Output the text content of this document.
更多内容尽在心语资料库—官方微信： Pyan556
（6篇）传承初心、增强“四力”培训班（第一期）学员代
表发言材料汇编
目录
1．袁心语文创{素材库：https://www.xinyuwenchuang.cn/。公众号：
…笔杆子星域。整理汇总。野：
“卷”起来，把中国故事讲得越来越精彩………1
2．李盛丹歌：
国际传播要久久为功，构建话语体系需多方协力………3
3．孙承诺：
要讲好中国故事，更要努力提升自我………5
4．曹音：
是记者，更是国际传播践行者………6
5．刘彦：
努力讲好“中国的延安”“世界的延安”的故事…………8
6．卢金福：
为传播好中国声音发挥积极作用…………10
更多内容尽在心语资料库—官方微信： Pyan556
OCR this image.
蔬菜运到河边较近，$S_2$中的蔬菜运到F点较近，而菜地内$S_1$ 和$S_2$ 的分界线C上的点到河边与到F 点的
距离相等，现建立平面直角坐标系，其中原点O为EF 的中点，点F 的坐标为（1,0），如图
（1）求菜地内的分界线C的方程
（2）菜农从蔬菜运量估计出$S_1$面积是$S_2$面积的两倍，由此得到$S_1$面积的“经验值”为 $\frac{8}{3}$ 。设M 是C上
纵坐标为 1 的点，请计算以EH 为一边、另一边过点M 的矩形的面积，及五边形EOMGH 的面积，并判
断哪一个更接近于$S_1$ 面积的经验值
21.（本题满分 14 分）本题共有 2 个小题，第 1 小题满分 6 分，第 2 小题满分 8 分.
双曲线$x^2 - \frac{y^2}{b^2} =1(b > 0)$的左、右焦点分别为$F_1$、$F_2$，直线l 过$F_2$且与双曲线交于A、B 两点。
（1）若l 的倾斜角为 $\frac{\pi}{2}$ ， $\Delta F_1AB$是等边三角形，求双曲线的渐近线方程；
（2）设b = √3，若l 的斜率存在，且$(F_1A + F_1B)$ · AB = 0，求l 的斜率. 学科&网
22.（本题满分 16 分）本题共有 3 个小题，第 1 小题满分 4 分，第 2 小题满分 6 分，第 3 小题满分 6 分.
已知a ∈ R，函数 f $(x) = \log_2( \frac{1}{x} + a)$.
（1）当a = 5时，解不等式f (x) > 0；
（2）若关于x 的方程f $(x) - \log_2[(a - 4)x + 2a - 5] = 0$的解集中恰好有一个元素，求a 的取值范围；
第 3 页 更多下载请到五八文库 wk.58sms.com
========================================================================
_Instructions to follow_: Extract the listing in its entirety, matching it exactly.

_Solution_:
Output the text content of this document.
更多内容尽在心语资料库—官方微信： Pyan556
（6篇）传承初心、增强“四力”培训班（第一期）学员代
表发言材料汇编
目录
1．袁心语文创{素材库：https://www.xinyuwenchuang.cn/。公众号：
…笔杆子星域。整理汇总。野：
“卷”起来，把中国故事讲得越来越精彩………1
2．李盛丹歌：
国际传播要久久为功，构建话语体系需多方协力………3
3．孙承诺：
要讲好中国故事，更要努力提升自我………5
4．曹音：
是记者，更是国际传播践行者………6
5．刘彦：
努力讲好“中国的延安”“世界的延安”的故事…………8
6．卢金福：
为传播好中国声音发挥积极作用…………10
更多内容尽在心语资料库—官方微信： Pyan556
OCR this image.
蔬菜运到河边较近，$S_2$中的蔬菜运到F点较近，而菜地内$S_1$ 和$S_2$ 的分界线C上的点到河边与到F 点的
距离相等，现建立平面直角坐标系，其中原点O为EF 的中点，点F 的坐标为（1,0），如图
（1）求菜地内的分界线C的方程
（2）菜农从蔬菜运量估计出$S_1$面积是$S_2$面积的两倍，由此得到$S_1$面积的“经验值”为 $\frac{8}{3}$ 。设M 是C上
纵坐标为 1 的点，请计算以EH 为一边、另一边过点M 的矩形的面积，及五边形EOMGH 的面积，并判
断哪一个更接近于$S_1$ 面积的经验值
21.（本题满分 14 分）本题共有 2 个小题，第 1 小题满分 6 分，第 2 小题满分 8 分.
双曲线$x^2 - \frac{y^2}{b^2} =1(b > 0)$的左、右焦点分别为$F_1$、$F_2$，直线l 过$F_2$且与双曲线交于A、B 两点。
（1）若l 的倾斜角为 $\frac{\pi}{2}$ ， $\Delta F_1AB$是等边三角形，求双曲线的渐近线方程；
（2）设b = √3，若l 的斜率存在，且$(F_1A + F_1B)$ · AB = 0，求l 的斜率. 学科&网
22.（本题满分 16 分）本题共有 3 个小题，第 1 小题满分 4 分，第 2 小题满分 6 分，第 3 小题满分 6 分.
已知a ∈ R，函数 f $(x) = \log_2( \frac{1}{x} + a)$.
（1）当a = 5时，解不等式f (x) > 0；
（2）若关于x 的方程f $(x) - \log_2[(a - 4)x + 2a - 5] = 0$的解集中恰好有一个元素，求a 的取值范围；
第 3 页 更多下载请到五八文库 wk.58sms.com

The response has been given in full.